(Data entries)
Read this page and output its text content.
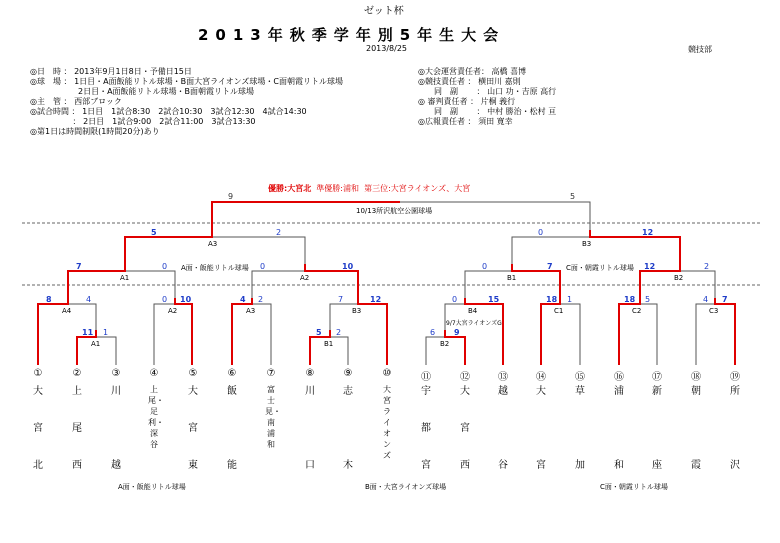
ゼット杯
2013年秋季学年別5年生大会
2013/8/25	競技部
◎日　時 ： 2013年9月1日8日・予備日15日
◎球　場 ： 1日目・A面飯能リトル球場・B面大宮ライオンズ球場・C面朝霞リトル球場
　　　　　　2日目・A面飯能リトル球場・B面朝霞リトル球場
◎主　管 ： 西部ブロック
◎試合時間 ： 1日目　1試合8:30　2試合10:30　3試合12:30　4試合14:30
　　　　　 ： 2日目　1試合9:00　2試合11:00　3試合13:30
◎第1日は時間制限(1時間20分)あり
◎大会運営責任者： 高橋 喜博
◎競技責任者 ： 横田川 嘉則
　　同　副　　 ： 山口 功・吉原 高行
◎ 審判責任者 ： 片桐 義行
　　同　副　　 ： 中村 勝治・松村 亘
◎広報責任者 ： 須田 寛幸
優勝:大宮北 準優勝:浦和 第三位:大宮ライオンズ、大宮
9	5
10/13所沢航空公園球場
A3	B3
5	2	0	12
A1	A2	B1	B2
A面・飯能リトル球場	C面・朝霞リトル球場
7	0	0	10	0	7	12	2
A4	A2	A3	B3	B4	C1	C2	C3
9/7大宮ライオンズG
8	4	0 10	4 2	7	12	0	15	18 1	18 5	4 7
A1	B1	B2
11 1	5 2	6 9
①
大
宮
北
②
上
尾
西
③
川
越
④
上尾・足利・深谷
⑤
大
宮
東
⑥
飯
能
⑦
富士見・南浦和
⑧
川
口
⑨
志
木
⑩
大宮ライオンズ
⑪
宇
都
宮
⑫
大
宮
西
⑬
越
谷
⑭
大
宮
⑮
草
加
⑯
浦
和
⑰
新
座
⑱
朝
霞
⑲
所
沢
A面・飯能リトル球場	B面・大宮ライオンズ球場	C面・朝霞リトル球場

# WRITTEN EXERCISE:
Every record above should be written out again without change, except that the pictures are left out.

# RESULT:
Read this page and output its text content.
ゼット杯
2013年秋季学年別5年生大会
2013/8/25	競技部
◎日　時 ： 2013年9月1日8日・予備日15日
◎球　場 ： 1日目・A面飯能リトル球場・B面大宮ライオンズ球場・C面朝霞リトル球場
　　　　　　2日目・A面飯能リトル球場・B面朝霞リトル球場
◎主　管 ： 西部ブロック
◎試合時間 ： 1日目　1試合8:30　2試合10:30　3試合12:30　4試合14:30
　　　　　 ： 2日目　1試合9:00　2試合11:00　3試合13:30
◎第1日は時間制限(1時間20分)あり
◎大会運営責任者： 高橋 喜博
◎競技責任者 ： 横田川 嘉則
　　同　副　　 ： 山口 功・吉原 高行
◎ 審判責任者 ： 片桐 義行
　　同　副　　 ： 中村 勝治・松村 亘
◎広報責任者 ： 須田 寛幸
優勝:大宮北 準優勝:浦和 第三位:大宮ライオンズ、大宮
9	5
10/13所沢航空公園球場
A3	B3
5	2	0	12
A1	A2	B1	B2
A面・飯能リトル球場	C面・朝霞リトル球場
7	0	0	10	0	7	12	2
A4	A2	A3	B3	B4	C1	C2	C3
9/7大宮ライオンズG
8	4	0 10	4 2	7	12	0	15	18 1	18 5	4 7
A1	B1	B2
11 1	5 2	6 9
①
大
宮
北
②
上
尾
西
③
川
越
④
上尾・足利・深谷
⑤
大
宮
東
⑥
飯
能
⑦
富士見・南浦和
⑧
川
口
⑨
志
木
⑩
大宮ライオンズ
⑪
宇
都
宮
⑫
大
宮
西
⑬
越
谷
⑭
大
宮
⑮
草
加
⑯
浦
和
⑰
新
座
⑱
朝
霞
⑲
所
沢
A面・飯能リトル球場	B面・大宮ライオンズ球場	C面・朝霞リトル球場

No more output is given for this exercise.